== Stored data

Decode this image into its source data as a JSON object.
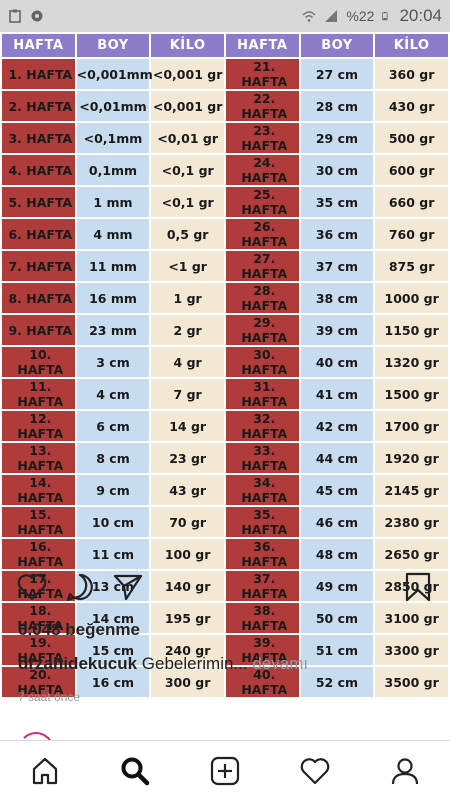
{
  "status_bar": {
    "battery": "%22",
    "time": "20:04"
  },
  "table": {
    "headers": [
      "HAFTA",
      "BOY",
      "KİLO",
      "HAFTA",
      "BOY",
      "KİLO"
    ],
    "rows": [
      [
        "1. HAFTA",
        "<0,001mm",
        "<0,001 gr",
        "21. HAFTA",
        "27 cm",
        "360 gr"
      ],
      [
        "2. HAFTA",
        "<0,01mm",
        "<0,001 gr",
        "22. HAFTA",
        "28 cm",
        "430 gr"
      ],
      [
        "3. HAFTA",
        "<0,1mm",
        "<0,01 gr",
        "23. HAFTA",
        "29 cm",
        "500 gr"
      ],
      [
        "4. HAFTA",
        "0,1mm",
        "<0,1 gr",
        "24. HAFTA",
        "30 cm",
        "600 gr"
      ],
      [
        "5. HAFTA",
        "1 mm",
        "<0,1 gr",
        "25. HAFTA",
        "35 cm",
        "660 gr"
      ],
      [
        "6. HAFTA",
        "4 mm",
        "0,5 gr",
        "26. HAFTA",
        "36 cm",
        "760 gr"
      ],
      [
        "7. HAFTA",
        "11 mm",
        "<1 gr",
        "27. HAFTA",
        "37 cm",
        "875 gr"
      ],
      [
        "8. HAFTA",
        "16 mm",
        "1 gr",
        "28. HAFTA",
        "38 cm",
        "1000 gr"
      ],
      [
        "9. HAFTA",
        "23 mm",
        "2 gr",
        "29. HAFTA",
        "39 cm",
        "1150 gr"
      ],
      [
        "10. HAFTA",
        "3 cm",
        "4 gr",
        "30. HAFTA",
        "40 cm",
        "1320 gr"
      ],
      [
        "11. HAFTA",
        "4 cm",
        "7 gr",
        "31. HAFTA",
        "41 cm",
        "1500 gr"
      ],
      [
        "12. HAFTA",
        "6 cm",
        "14 gr",
        "32. HAFTA",
        "42 cm",
        "1700 gr"
      ],
      [
        "13. HAFTA",
        "8 cm",
        "23 gr",
        "33. HAFTA",
        "44 cm",
        "1920 gr"
      ],
      [
        "14. HAFTA",
        "9 cm",
        "43 gr",
        "34. HAFTA",
        "45 cm",
        "2145 gr"
      ],
      [
        "15. HAFTA",
        "10 cm",
        "70 gr",
        "35. HAFTA",
        "46 cm",
        "2380 gr"
      ],
      [
        "16. HAFTA",
        "11 cm",
        "100 gr",
        "36. HAFTA",
        "48 cm",
        "2650 gr"
      ],
      [
        "17. HAFTA",
        "13 cm",
        "140 gr",
        "37. HAFTA",
        "49 cm",
        "2850 gr"
      ],
      [
        "18. HAFTA",
        "14 cm",
        "195 gr",
        "38. HAFTA",
        "50 cm",
        "3100 gr"
      ],
      [
        "19. HAFTA",
        "15 cm",
        "240 gr",
        "39. HAFTA",
        "51 cm",
        "3300 gr"
      ],
      [
        "20. HAFTA",
        "16 cm",
        "300 gr",
        "40. HAFTA",
        "52 cm",
        "3500 gr"
      ]
    ]
  },
  "post": {
    "likes": "6.048 beğenme",
    "username": "drzahidekucuk",
    "caption": "Gebelerimin...",
    "more": "devamı",
    "time_ago": "7 saat önce"
  },
  "actions": {
    "like_icon": "heart-icon",
    "comment_icon": "comment-icon",
    "share_icon": "send-icon",
    "save_icon": "bookmark-icon"
  },
  "bottom_nav": {
    "items": [
      "home-icon",
      "search-icon",
      "add-icon",
      "activity-heart-icon",
      "profile-icon"
    ]
  },
  "colors": {
    "header_purple": "#8b7dc9",
    "week_red": "#b03b3b",
    "boy_blue": "#c8dcef",
    "kilo_cream": "#f3e8d4"
  }
}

====

Task goal
Print out the material word for word, omitting the pictures.

Final answer
Decode this image into its source data as a JSON object.
{
  "status_bar": {
    "battery": "%22",
    "time": "20:04"
  },
  "table": {
    "headers": [
      "HAFTA",
      "BOY",
      "KİLO",
      "HAFTA",
      "BOY",
      "KİLO"
    ],
    "rows": [
      [
        "1. HAFTA",
        "<0,001mm",
        "<0,001 gr",
        "21. HAFTA",
        "27 cm",
        "360 gr"
      ],
      [
        "2. HAFTA",
        "<0,01mm",
        "<0,001 gr",
        "22. HAFTA",
        "28 cm",
        "430 gr"
      ],
      [
        "3. HAFTA",
        "<0,1mm",
        "<0,01 gr",
        "23. HAFTA",
        "29 cm",
        "500 gr"
      ],
      [
        "4. HAFTA",
        "0,1mm",
        "<0,1 gr",
        "24. HAFTA",
        "30 cm",
        "600 gr"
      ],
      [
        "5. HAFTA",
        "1 mm",
        "<0,1 gr",
        "25. HAFTA",
        "35 cm",
        "660 gr"
      ],
      [
        "6. HAFTA",
        "4 mm",
        "0,5 gr",
        "26. HAFTA",
        "36 cm",
        "760 gr"
      ],
      [
        "7. HAFTA",
        "11 mm",
        "<1 gr",
        "27. HAFTA",
        "37 cm",
        "875 gr"
      ],
      [
        "8. HAFTA",
        "16 mm",
        "1 gr",
        "28. HAFTA",
        "38 cm",
        "1000 gr"
      ],
      [
        "9. HAFTA",
        "23 mm",
        "2 gr",
        "29. HAFTA",
        "39 cm",
        "1150 gr"
      ],
      [
        "10. HAFTA",
        "3 cm",
        "4 gr",
        "30. HAFTA",
        "40 cm",
        "1320 gr"
      ],
      [
        "11. HAFTA",
        "4 cm",
        "7 gr",
        "31. HAFTA",
        "41 cm",
        "1500 gr"
      ],
      [
        "12. HAFTA",
        "6 cm",
        "14 gr",
        "32. HAFTA",
        "42 cm",
        "1700 gr"
      ],
      [
        "13. HAFTA",
        "8 cm",
        "23 gr",
        "33. HAFTA",
        "44 cm",
        "1920 gr"
      ],
      [
        "14. HAFTA",
        "9 cm",
        "43 gr",
        "34. HAFTA",
        "45 cm",
        "2145 gr"
      ],
      [
        "15. HAFTA",
        "10 cm",
        "70 gr",
        "35. HAFTA",
        "46 cm",
        "2380 gr"
      ],
      [
        "16. HAFTA",
        "11 cm",
        "100 gr",
        "36. HAFTA",
        "48 cm",
        "2650 gr"
      ],
      [
        "17. HAFTA",
        "13 cm",
        "140 gr",
        "37. HAFTA",
        "49 cm",
        "2850 gr"
      ],
      [
        "18. HAFTA",
        "14 cm",
        "195 gr",
        "38. HAFTA",
        "50 cm",
        "3100 gr"
      ],
      [
        "19. HAFTA",
        "15 cm",
        "240 gr",
        "39. HAFTA",
        "51 cm",
        "3300 gr"
      ],
      [
        "20. HAFTA",
        "16 cm",
        "300 gr",
        "40. HAFTA",
        "52 cm",
        "3500 gr"
      ]
    ]
  },
  "post": {
    "likes": "6.048 beğenme",
    "username": "drzahidekucuk",
    "caption": "Gebelerimin...",
    "more": "devamı",
    "time_ago": "7 saat önce"
  },
  "actions": {
    "like_icon": "heart-icon",
    "comment_icon": "comment-icon",
    "share_icon": "send-icon",
    "save_icon": "bookmark-icon"
  },
  "bottom_nav": {
    "items": [
      "home-icon",
      "search-icon",
      "add-icon",
      "activity-heart-icon",
      "profile-icon"
    ]
  },
  "colors": {
    "header_purple": "#8b7dc9",
    "week_red": "#b03b3b",
    "boy_blue": "#c8dcef",
    "kilo_cream": "#f3e8d4"
  }
}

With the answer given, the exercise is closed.